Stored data
## start

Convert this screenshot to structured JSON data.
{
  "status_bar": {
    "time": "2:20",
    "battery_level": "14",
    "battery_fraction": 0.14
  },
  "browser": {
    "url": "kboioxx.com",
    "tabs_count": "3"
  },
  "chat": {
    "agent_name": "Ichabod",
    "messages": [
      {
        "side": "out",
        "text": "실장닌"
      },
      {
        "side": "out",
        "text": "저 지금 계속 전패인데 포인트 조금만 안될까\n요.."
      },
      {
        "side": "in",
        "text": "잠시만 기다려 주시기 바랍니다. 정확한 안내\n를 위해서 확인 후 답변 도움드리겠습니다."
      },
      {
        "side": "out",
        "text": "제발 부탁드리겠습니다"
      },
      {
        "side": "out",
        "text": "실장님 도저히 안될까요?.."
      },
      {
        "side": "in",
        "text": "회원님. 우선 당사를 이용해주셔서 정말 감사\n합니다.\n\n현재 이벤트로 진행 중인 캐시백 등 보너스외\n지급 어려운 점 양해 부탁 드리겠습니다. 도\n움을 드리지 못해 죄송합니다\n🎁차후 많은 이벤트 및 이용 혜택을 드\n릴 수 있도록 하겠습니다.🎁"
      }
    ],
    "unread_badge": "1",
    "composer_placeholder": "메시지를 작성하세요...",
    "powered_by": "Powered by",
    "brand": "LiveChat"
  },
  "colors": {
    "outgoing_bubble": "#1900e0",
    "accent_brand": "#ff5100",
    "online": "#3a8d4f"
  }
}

## end

→ **EXERCISE**:
Quote all of the entries exactly as they appear.

→ **FULL SOLUTION**:
Convert this screenshot to structured JSON data.
{
  "status_bar": {
    "time": "2:20",
    "battery_level": "14",
    "battery_fraction": 0.14
  },
  "browser": {
    "url": "kboioxx.com",
    "tabs_count": "3"
  },
  "chat": {
    "agent_name": "Ichabod",
    "messages": [
      {
        "side": "out",
        "text": "실장닌"
      },
      {
        "side": "out",
        "text": "저 지금 계속 전패인데 포인트 조금만 안될까\n요.."
      },
      {
        "side": "in",
        "text": "잠시만 기다려 주시기 바랍니다. 정확한 안내\n를 위해서 확인 후 답변 도움드리겠습니다."
      },
      {
        "side": "out",
        "text": "제발 부탁드리겠습니다"
      },
      {
        "side": "out",
        "text": "실장님 도저히 안될까요?.."
      },
      {
        "side": "in",
        "text": "회원님. 우선 당사를 이용해주셔서 정말 감사\n합니다.\n\n현재 이벤트로 진행 중인 캐시백 등 보너스외\n지급 어려운 점 양해 부탁 드리겠습니다. 도\n움을 드리지 못해 죄송합니다\n🎁차후 많은 이벤트 및 이용 혜택을 드\n릴 수 있도록 하겠습니다.🎁"
      }
    ],
    "unread_badge": "1",
    "composer_placeholder": "메시지를 작성하세요...",
    "powered_by": "Powered by",
    "brand": "LiveChat"
  },
  "colors": {
    "outgoing_bubble": "#1900e0",
    "accent_brand": "#ff5100",
    "online": "#3a8d4f"
  }
}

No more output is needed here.